Dataset rows:
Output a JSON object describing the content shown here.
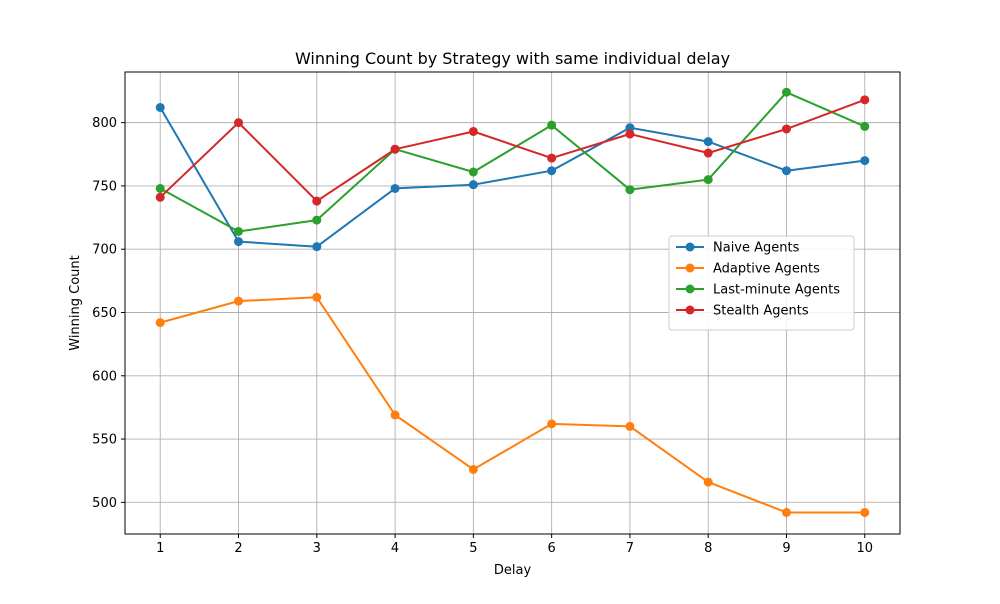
{
  "chart_data": {
    "type": "line",
    "title": "Winning Count by Strategy with same individual delay",
    "xlabel": "Delay",
    "ylabel": "Winning Count",
    "x": [
      1,
      2,
      3,
      4,
      5,
      6,
      7,
      8,
      9,
      10
    ],
    "xlim": [
      0.55,
      10.45
    ],
    "ylim": [
      475,
      840
    ],
    "yticks": [
      500,
      550,
      600,
      650,
      700,
      750,
      800
    ],
    "grid": true,
    "legend_position": "center-right",
    "series": [
      {
        "name": "Naive Agents",
        "color": "#1f77b4",
        "values": [
          812,
          706,
          702,
          748,
          751,
          762,
          796,
          785,
          762,
          770
        ]
      },
      {
        "name": "Adaptive Agents",
        "color": "#ff7f0e",
        "values": [
          642,
          659,
          662,
          569,
          526,
          562,
          560,
          516,
          492,
          492
        ]
      },
      {
        "name": "Last-minute Agents",
        "color": "#2ca02c",
        "values": [
          748,
          714,
          723,
          779,
          761,
          798,
          747,
          755,
          824,
          797
        ]
      },
      {
        "name": "Stealth Agents",
        "color": "#d62728",
        "values": [
          741,
          800,
          738,
          779,
          793,
          772,
          791,
          776,
          795,
          818
        ]
      }
    ]
  }
}
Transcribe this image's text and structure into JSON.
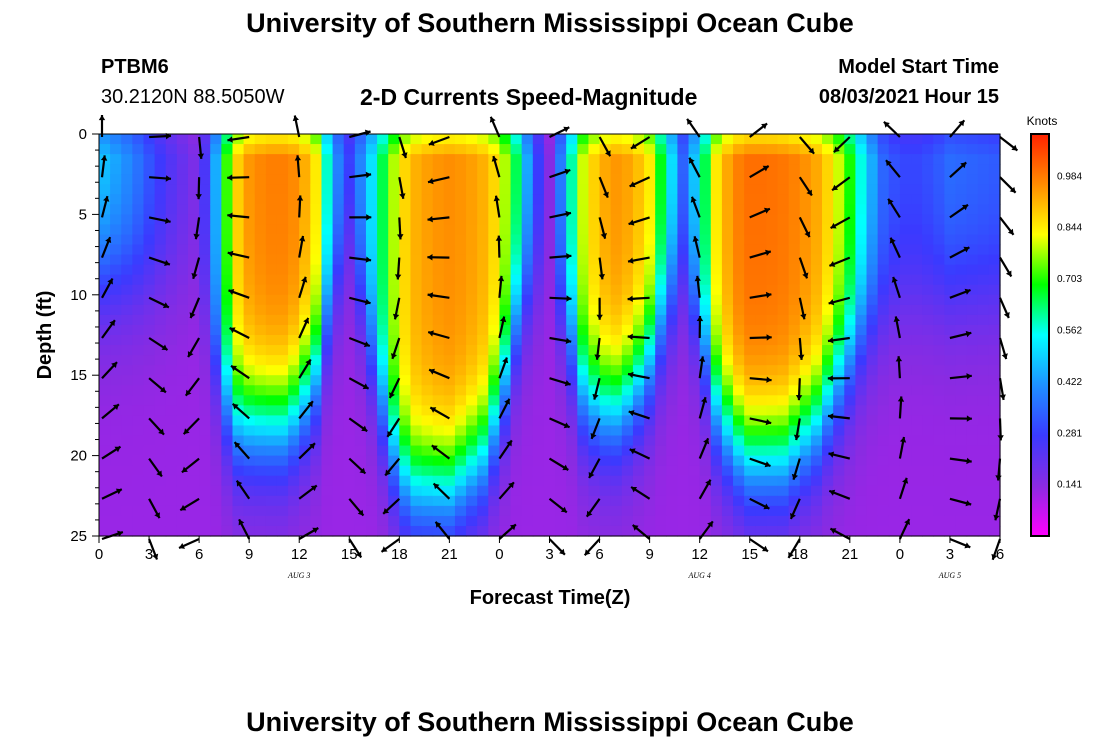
{
  "header": {
    "title": "University of Southern Mississippi Ocean Cube",
    "station_id": "PTBM6",
    "station_coords": "30.2120N  88.5050W",
    "plot_title": "2-D Currents Speed-Magnitude",
    "model_start_label": "Model Start Time",
    "model_start_value": "08/03/2021 Hour 15"
  },
  "footer": {
    "title": "University of Southern Mississippi Ocean Cube"
  },
  "chart_data": {
    "type": "heatmap",
    "title": "2-D Currents Speed-Magnitude",
    "xlabel": "Forecast Time(Z)",
    "ylabel": "Depth (ft)",
    "x_ticks": [
      "0",
      "3",
      "6",
      "9",
      "12",
      "15",
      "18",
      "21",
      "0",
      "3",
      "6",
      "9",
      "12",
      "15",
      "18",
      "21",
      "0",
      "3",
      "6"
    ],
    "x_range_hours": [
      0,
      54
    ],
    "date_labels": [
      {
        "label": "AUG 3",
        "hour": 12
      },
      {
        "label": "AUG 4",
        "hour": 36
      },
      {
        "label": "AUG 5",
        "hour": 51
      }
    ],
    "y_ticks": [
      "0",
      "5",
      "10",
      "15",
      "20",
      "25"
    ],
    "y_range_ft": [
      0,
      25
    ],
    "colorbar": {
      "unit": "Knots",
      "range": [
        0,
        1.1
      ],
      "tick_labels": [
        "0.984",
        "0.844",
        "0.703",
        "0.562",
        "0.422",
        "0.281",
        "0.141"
      ],
      "tick_values": [
        0.984,
        0.844,
        0.703,
        0.562,
        0.422,
        0.281,
        0.141
      ],
      "colors": [
        "#ff00ff",
        "#8a2be2",
        "#3a3aff",
        "#1e90ff",
        "#00ffff",
        "#00ff00",
        "#ffff00",
        "#ff8c00",
        "#ff2200"
      ]
    },
    "time_profile_hours": [
      0,
      2,
      4,
      6,
      7,
      8,
      9,
      10,
      11,
      12,
      13,
      14,
      15,
      16,
      17,
      18,
      19,
      20,
      21,
      22,
      23,
      24,
      25,
      26,
      27,
      28,
      29,
      30,
      31,
      32,
      33,
      34,
      35,
      36,
      37,
      38,
      39,
      40,
      41,
      42,
      43,
      44,
      45,
      46,
      47,
      48,
      49,
      50,
      51,
      52,
      53,
      54
    ],
    "surface_speed_knots": [
      0.5,
      0.4,
      0.25,
      0.15,
      0.45,
      0.85,
      0.95,
      0.98,
      0.98,
      0.96,
      0.85,
      0.45,
      0.3,
      0.45,
      0.65,
      0.85,
      0.92,
      0.95,
      0.96,
      0.95,
      0.92,
      0.85,
      0.65,
      0.35,
      0.15,
      0.5,
      0.8,
      0.92,
      0.95,
      0.93,
      0.85,
      0.6,
      0.35,
      0.55,
      0.85,
      0.97,
      1.0,
      1.0,
      0.99,
      0.97,
      0.93,
      0.85,
      0.7,
      0.5,
      0.35,
      0.3,
      0.3,
      0.32,
      0.36,
      0.35,
      0.34,
      0.33
    ],
    "decay_depth_ft": [
      9,
      9,
      9,
      9,
      14,
      18,
      18,
      18,
      18,
      17,
      15,
      10,
      7,
      12,
      17,
      21,
      22,
      22,
      22,
      21,
      20,
      17,
      12,
      9,
      9,
      12,
      16,
      17,
      17,
      16,
      14,
      11,
      9,
      12,
      17,
      19,
      20,
      20,
      20,
      19,
      18,
      16,
      14,
      12,
      11,
      10,
      10,
      10,
      10,
      10,
      10,
      10
    ],
    "vectors_note": "current direction arrows on a 3-hour by 2.5-ft grid"
  }
}
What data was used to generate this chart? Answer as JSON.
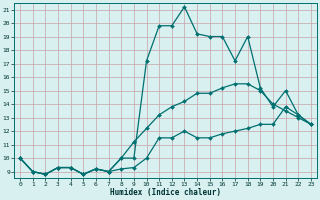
{
  "xlabel": "Humidex (Indice chaleur)",
  "bg_color": "#d8f0f0",
  "grid_color": "#c8a0a8",
  "line_color": "#007070",
  "xlim": [
    -0.5,
    23.5
  ],
  "ylim": [
    8.5,
    21.5
  ],
  "yticks": [
    9,
    10,
    11,
    12,
    13,
    14,
    15,
    16,
    17,
    18,
    19,
    20,
    21
  ],
  "xticks": [
    0,
    1,
    2,
    3,
    4,
    5,
    6,
    7,
    8,
    9,
    10,
    11,
    12,
    13,
    14,
    15,
    16,
    17,
    18,
    19,
    20,
    21,
    22,
    23
  ],
  "lines": [
    {
      "x": [
        0,
        1,
        2,
        3,
        4,
        5,
        6,
        7,
        8,
        9,
        10,
        11,
        12,
        13,
        14,
        15,
        16,
        17,
        18,
        19,
        20,
        21,
        22,
        23
      ],
      "y": [
        10.0,
        9.0,
        8.8,
        9.3,
        9.3,
        8.8,
        9.2,
        9.0,
        9.2,
        9.3,
        10.0,
        11.5,
        11.5,
        12.0,
        11.5,
        11.5,
        11.8,
        12.0,
        12.2,
        12.5,
        12.5,
        13.8,
        13.2,
        12.5
      ]
    },
    {
      "x": [
        0,
        1,
        2,
        3,
        4,
        5,
        6,
        7,
        8,
        9,
        10,
        11,
        12,
        13,
        14,
        15,
        16,
        17,
        18,
        19,
        20,
        21,
        22,
        23
      ],
      "y": [
        10.0,
        9.0,
        8.8,
        9.3,
        9.3,
        8.8,
        9.2,
        9.0,
        10.0,
        11.2,
        12.2,
        13.2,
        13.8,
        14.2,
        14.8,
        14.8,
        15.2,
        15.5,
        15.5,
        15.0,
        14.0,
        13.5,
        13.0,
        12.5
      ]
    },
    {
      "x": [
        0,
        1,
        2,
        3,
        4,
        5,
        6,
        7,
        8,
        9,
        10,
        11,
        12,
        13,
        14,
        15,
        16,
        17,
        18,
        19,
        20,
        21,
        22,
        23
      ],
      "y": [
        10.0,
        9.0,
        8.8,
        9.3,
        9.3,
        8.8,
        9.2,
        9.0,
        10.0,
        10.0,
        17.2,
        19.8,
        19.8,
        21.2,
        19.2,
        19.0,
        19.0,
        17.2,
        19.0,
        15.2,
        13.8,
        15.0,
        13.2,
        12.5
      ]
    }
  ]
}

◆ WORK TO BE COMPLETED ◆
State how many lines of the records above contain "xlabel", with no words besides the number.

◆ THE SOLUTION ◆
3